▶ What you need to do
The listing below should be printed exactly, every line of it. Skip the pictures.

▶ Dataset rows
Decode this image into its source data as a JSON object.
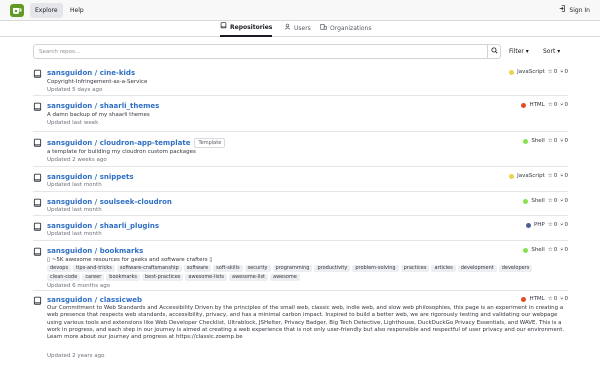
{
  "nav": {
    "explore": "Explore",
    "help": "Help",
    "signin": "Sign In"
  },
  "tabs": [
    {
      "label": "Repositories",
      "icon": "repo-icon"
    },
    {
      "label": "Users",
      "icon": "person-icon"
    },
    {
      "label": "Organizations",
      "icon": "organization-icon"
    }
  ],
  "search": {
    "placeholder": "Search repos...",
    "value": ""
  },
  "filter_label": "Filter",
  "sort_label": "Sort",
  "repos": [
    {
      "owner": "sansguidon",
      "name": "cine-kids",
      "description": "Copyright-Infringement-as-a-Service",
      "updated": "Updated 5 days ago",
      "language": "JavaScript",
      "lang_color": "#e8d44d",
      "stars": "0",
      "forks": "0"
    },
    {
      "owner": "sansguidon",
      "name": "shaarli_themes",
      "description": "A damn backup of my shaarli themes",
      "updated": "Updated last week",
      "language": "HTML",
      "lang_color": "#e34c26",
      "stars": "0",
      "forks": "0"
    },
    {
      "owner": "sansguidon",
      "name": "cloudron-app-template",
      "tag": "Template",
      "description": "a template for building my cloudron custom packages",
      "updated": "Updated 2 weeks ago",
      "language": "Shell",
      "lang_color": "#89e051",
      "stars": "0",
      "forks": "0"
    },
    {
      "owner": "sansguidon",
      "name": "snippets",
      "updated": "Updated last month",
      "language": "JavaScript",
      "lang_color": "#e8d44d",
      "stars": "0",
      "forks": "0"
    },
    {
      "owner": "sansguidon",
      "name": "soulseek-cloudron",
      "updated": "Updated last month",
      "language": "Shell",
      "lang_color": "#89e051",
      "stars": "0",
      "forks": "0"
    },
    {
      "owner": "sansguidon",
      "name": "shaarli_plugins",
      "updated": "Updated last month",
      "language": "PHP",
      "lang_color": "#4f5d95",
      "stars": "0",
      "forks": "0"
    },
    {
      "owner": "sansguidon",
      "name": "bookmarks",
      "description": "▯ ~5K awesome resources for geeks and software crafters ▯",
      "topics": [
        "devops",
        "tips-and-tricks",
        "software-craftsmanship",
        "software",
        "soft-skills",
        "security",
        "programming",
        "productivity",
        "problem-solving",
        "practices",
        "articles",
        "development",
        "developers",
        "clean-code",
        "career",
        "bookmarks",
        "best-practices",
        "awesome-lists",
        "awesome-list",
        "awesome"
      ],
      "updated": "Updated 6 months ago",
      "language": "Shell",
      "lang_color": "#89e051",
      "stars": "0",
      "forks": "0"
    },
    {
      "owner": "sansguidon",
      "name": "classicweb",
      "description": "Our Commitment to Web Standards and Accessibility Driven by the principles of the small web, classic web, indie web, and slow web philosophies, this page is an experiment in creating a web presence that respects web standards, accessibility, privacy, and has a minimal carbon impact. Inspired to build a better web, we are rigorously testing and validating our webpage using various tools and extensions like Web Developer Checklist, Ultrablock, JSHelter, Privacy Badger, Big Tech Detective, Lighthouse, DuckDuckGo Privacy Essentials, and WAVE. This is a work in progress, and each step in our journey is aimed at creating a web experience that is not only user-friendly but also responsible and respectful of user privacy and our environment. Learn more about our journey and progress at https://classic.zoemp.be",
      "updated": "Updated 2 years ago",
      "language": "HTML",
      "lang_color": "#e34c26",
      "stars": "0",
      "forks": "0"
    }
  ]
}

▶ The reply
Decode this image into its source data as a JSON object.
{
  "nav": {
    "explore": "Explore",
    "help": "Help",
    "signin": "Sign In"
  },
  "tabs": [
    {
      "label": "Repositories",
      "icon": "repo-icon"
    },
    {
      "label": "Users",
      "icon": "person-icon"
    },
    {
      "label": "Organizations",
      "icon": "organization-icon"
    }
  ],
  "search": {
    "placeholder": "Search repos...",
    "value": ""
  },
  "filter_label": "Filter",
  "sort_label": "Sort",
  "repos": [
    {
      "owner": "sansguidon",
      "name": "cine-kids",
      "description": "Copyright-Infringement-as-a-Service",
      "updated": "Updated 5 days ago",
      "language": "JavaScript",
      "lang_color": "#e8d44d",
      "stars": "0",
      "forks": "0"
    },
    {
      "owner": "sansguidon",
      "name": "shaarli_themes",
      "description": "A damn backup of my shaarli themes",
      "updated": "Updated last week",
      "language": "HTML",
      "lang_color": "#e34c26",
      "stars": "0",
      "forks": "0"
    },
    {
      "owner": "sansguidon",
      "name": "cloudron-app-template",
      "tag": "Template",
      "description": "a template for building my cloudron custom packages",
      "updated": "Updated 2 weeks ago",
      "language": "Shell",
      "lang_color": "#89e051",
      "stars": "0",
      "forks": "0"
    },
    {
      "owner": "sansguidon",
      "name": "snippets",
      "updated": "Updated last month",
      "language": "JavaScript",
      "lang_color": "#e8d44d",
      "stars": "0",
      "forks": "0"
    },
    {
      "owner": "sansguidon",
      "name": "soulseek-cloudron",
      "updated": "Updated last month",
      "language": "Shell",
      "lang_color": "#89e051",
      "stars": "0",
      "forks": "0"
    },
    {
      "owner": "sansguidon",
      "name": "shaarli_plugins",
      "updated": "Updated last month",
      "language": "PHP",
      "lang_color": "#4f5d95",
      "stars": "0",
      "forks": "0"
    },
    {
      "owner": "sansguidon",
      "name": "bookmarks",
      "description": "▯ ~5K awesome resources for geeks and software crafters ▯",
      "topics": [
        "devops",
        "tips-and-tricks",
        "software-craftsmanship",
        "software",
        "soft-skills",
        "security",
        "programming",
        "productivity",
        "problem-solving",
        "practices",
        "articles",
        "development",
        "developers",
        "clean-code",
        "career",
        "bookmarks",
        "best-practices",
        "awesome-lists",
        "awesome-list",
        "awesome"
      ],
      "updated": "Updated 6 months ago",
      "language": "Shell",
      "lang_color": "#89e051",
      "stars": "0",
      "forks": "0"
    },
    {
      "owner": "sansguidon",
      "name": "classicweb",
      "description": "Our Commitment to Web Standards and Accessibility Driven by the principles of the small web, classic web, indie web, and slow web philosophies, this page is an experiment in creating a web presence that respects web standards, accessibility, privacy, and has a minimal carbon impact. Inspired to build a better web, we are rigorously testing and validating our webpage using various tools and extensions like Web Developer Checklist, Ultrablock, JSHelter, Privacy Badger, Big Tech Detective, Lighthouse, DuckDuckGo Privacy Essentials, and WAVE. This is a work in progress, and each step in our journey is aimed at creating a web experience that is not only user-friendly but also responsible and respectful of user privacy and our environment. Learn more about our journey and progress at https://classic.zoemp.be",
      "updated": "Updated 2 years ago",
      "language": "HTML",
      "lang_color": "#e34c26",
      "stars": "0",
      "forks": "0"
    }
  ]
}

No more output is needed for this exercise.